Text extract:
┌──

A young couple bop by, grinning. “That's right, you laughing,” she says. “I
know
you ain't praying, 'cause you got that nekkid gal!” The gal is wearing a scarcely daring skirt and tank top. The Reverend Will is wearing a white hat, a white sweater with lace trim, and a long high-necked bright-blue-red-and-green flowery dress. She's been arrested four times, she says. For coming down too hard on long-haired men and underdressed women, her colleague the bishop explains.

She gives me a steady look. “God showed me a storm coming down that street! He showed me a jail building blowing up! He showed me a train climbing steps! A train can't climb steps!” A couple of stairway-levels below us, a MARTA train rumbles.

“This Olympics is the end,” she says. “I
know
it is. All Atlanta care about is money! Atlanta with her attitude going to blow up! I been trying to warn 'em and they laugh. It tears me up! I can't stand it!”

The nonverbal man swoops in again, holding up a newspaper clipping and pointing to a figure quoted in it: $297,640. Then he gestures inclusively toward himself and the bishop and the Reverend Will and shakes his head. (I'm going to say it's merrily.) None of
them
is getting any of that money.

Nor do they ask their listeners for any. They get by. They have places to live. Lots of other Five Points people don't. For years, Woodruff Park has been bedroom to the homeless. Twenty-four men and three women were sleeping there during Friday night's opening ceremony.

Uncounted others have been driven away from the downtown by police pressure (there's a local ordinance forbidding “acting in a manner unlike a law-abiding individual in a parking lot”), by the new sprinkler system in Woodruff Park, by the demolition of three or four shelters during Olympic construction, by the conversion of the soup kitchen at St. Luke's Episcopal Church to Big Al's 50s Cafe, which wasn't pulling in anticipated Olympic revenues at lunchtime Saturday. I was the only customer. Nine dollars for a bad hamburger, a package of potato chips, a pickle, and a cold drink.

Word in the street is that military vans have been rounding up homeless men and stashing them in warehouses at Fort McPherson for the Olympic duration. None of the homeless advocates I talked to could confirm that rumor, but Anita Beaty of Atlanta's Task Force for the Homeless says the Olympics have caused a net loss of “hundreds of beds, when we already had thousands too few.”

└──

Work required: According to the text extract on downtown Atlanta during the Olympics, how many people were sleeping in Woodruff Park during Friday night's opening ceremony?

Record extracts:

┌──

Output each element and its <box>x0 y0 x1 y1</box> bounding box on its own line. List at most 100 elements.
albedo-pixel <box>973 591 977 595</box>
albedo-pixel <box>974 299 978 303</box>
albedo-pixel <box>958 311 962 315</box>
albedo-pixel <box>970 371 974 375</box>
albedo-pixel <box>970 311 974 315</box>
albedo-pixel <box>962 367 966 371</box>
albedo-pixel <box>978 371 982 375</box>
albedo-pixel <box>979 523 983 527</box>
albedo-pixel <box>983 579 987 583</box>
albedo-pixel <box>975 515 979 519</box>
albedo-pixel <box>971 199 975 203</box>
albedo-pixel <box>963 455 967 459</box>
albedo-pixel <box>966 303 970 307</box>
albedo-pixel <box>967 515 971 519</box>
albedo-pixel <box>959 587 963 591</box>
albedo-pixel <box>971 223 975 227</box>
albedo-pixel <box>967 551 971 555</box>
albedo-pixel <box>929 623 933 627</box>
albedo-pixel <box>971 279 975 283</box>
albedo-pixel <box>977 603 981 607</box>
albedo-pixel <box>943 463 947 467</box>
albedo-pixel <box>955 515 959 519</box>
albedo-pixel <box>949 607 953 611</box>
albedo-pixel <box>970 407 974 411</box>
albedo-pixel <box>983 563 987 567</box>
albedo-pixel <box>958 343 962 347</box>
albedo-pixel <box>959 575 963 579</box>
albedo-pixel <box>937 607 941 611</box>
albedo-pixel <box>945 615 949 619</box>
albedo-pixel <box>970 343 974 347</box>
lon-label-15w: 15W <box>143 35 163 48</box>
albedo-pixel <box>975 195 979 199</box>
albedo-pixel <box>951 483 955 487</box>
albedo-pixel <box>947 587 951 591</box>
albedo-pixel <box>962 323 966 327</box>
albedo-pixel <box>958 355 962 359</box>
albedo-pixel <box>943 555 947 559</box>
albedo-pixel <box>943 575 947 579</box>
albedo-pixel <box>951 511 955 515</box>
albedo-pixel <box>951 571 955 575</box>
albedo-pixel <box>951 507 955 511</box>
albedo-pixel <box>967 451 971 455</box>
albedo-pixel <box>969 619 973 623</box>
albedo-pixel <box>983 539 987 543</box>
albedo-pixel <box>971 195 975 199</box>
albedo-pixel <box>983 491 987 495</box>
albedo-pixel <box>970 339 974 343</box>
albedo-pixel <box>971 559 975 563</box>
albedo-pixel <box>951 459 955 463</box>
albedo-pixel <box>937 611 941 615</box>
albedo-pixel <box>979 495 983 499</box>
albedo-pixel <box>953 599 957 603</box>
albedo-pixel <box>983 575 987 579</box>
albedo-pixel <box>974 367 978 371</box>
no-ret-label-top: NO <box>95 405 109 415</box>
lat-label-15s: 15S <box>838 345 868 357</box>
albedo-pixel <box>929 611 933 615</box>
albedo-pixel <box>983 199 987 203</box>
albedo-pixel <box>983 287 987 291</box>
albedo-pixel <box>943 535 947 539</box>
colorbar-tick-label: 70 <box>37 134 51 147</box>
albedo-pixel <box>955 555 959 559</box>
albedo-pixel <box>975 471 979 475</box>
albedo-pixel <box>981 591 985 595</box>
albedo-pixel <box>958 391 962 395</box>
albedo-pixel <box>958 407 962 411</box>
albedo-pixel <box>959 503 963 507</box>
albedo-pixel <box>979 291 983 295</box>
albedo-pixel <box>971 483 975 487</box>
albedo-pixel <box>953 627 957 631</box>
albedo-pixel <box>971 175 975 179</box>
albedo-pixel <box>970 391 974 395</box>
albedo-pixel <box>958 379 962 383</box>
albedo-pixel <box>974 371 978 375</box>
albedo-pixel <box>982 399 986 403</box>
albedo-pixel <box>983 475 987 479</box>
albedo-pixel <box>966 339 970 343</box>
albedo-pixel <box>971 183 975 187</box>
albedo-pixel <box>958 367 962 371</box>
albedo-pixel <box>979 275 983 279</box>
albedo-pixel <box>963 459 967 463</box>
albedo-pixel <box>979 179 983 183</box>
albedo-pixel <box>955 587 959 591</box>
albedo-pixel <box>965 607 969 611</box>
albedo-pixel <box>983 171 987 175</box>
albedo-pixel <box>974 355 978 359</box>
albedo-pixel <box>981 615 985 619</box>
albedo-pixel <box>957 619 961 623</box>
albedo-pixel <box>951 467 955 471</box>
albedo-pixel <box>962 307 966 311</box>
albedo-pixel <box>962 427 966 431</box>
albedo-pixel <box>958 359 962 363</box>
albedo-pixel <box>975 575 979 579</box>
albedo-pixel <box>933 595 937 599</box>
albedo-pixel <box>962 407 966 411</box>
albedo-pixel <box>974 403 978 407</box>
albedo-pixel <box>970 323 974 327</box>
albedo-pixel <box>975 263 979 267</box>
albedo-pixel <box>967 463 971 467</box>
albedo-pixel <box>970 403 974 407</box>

└──

Result: Twenty-four men and three women.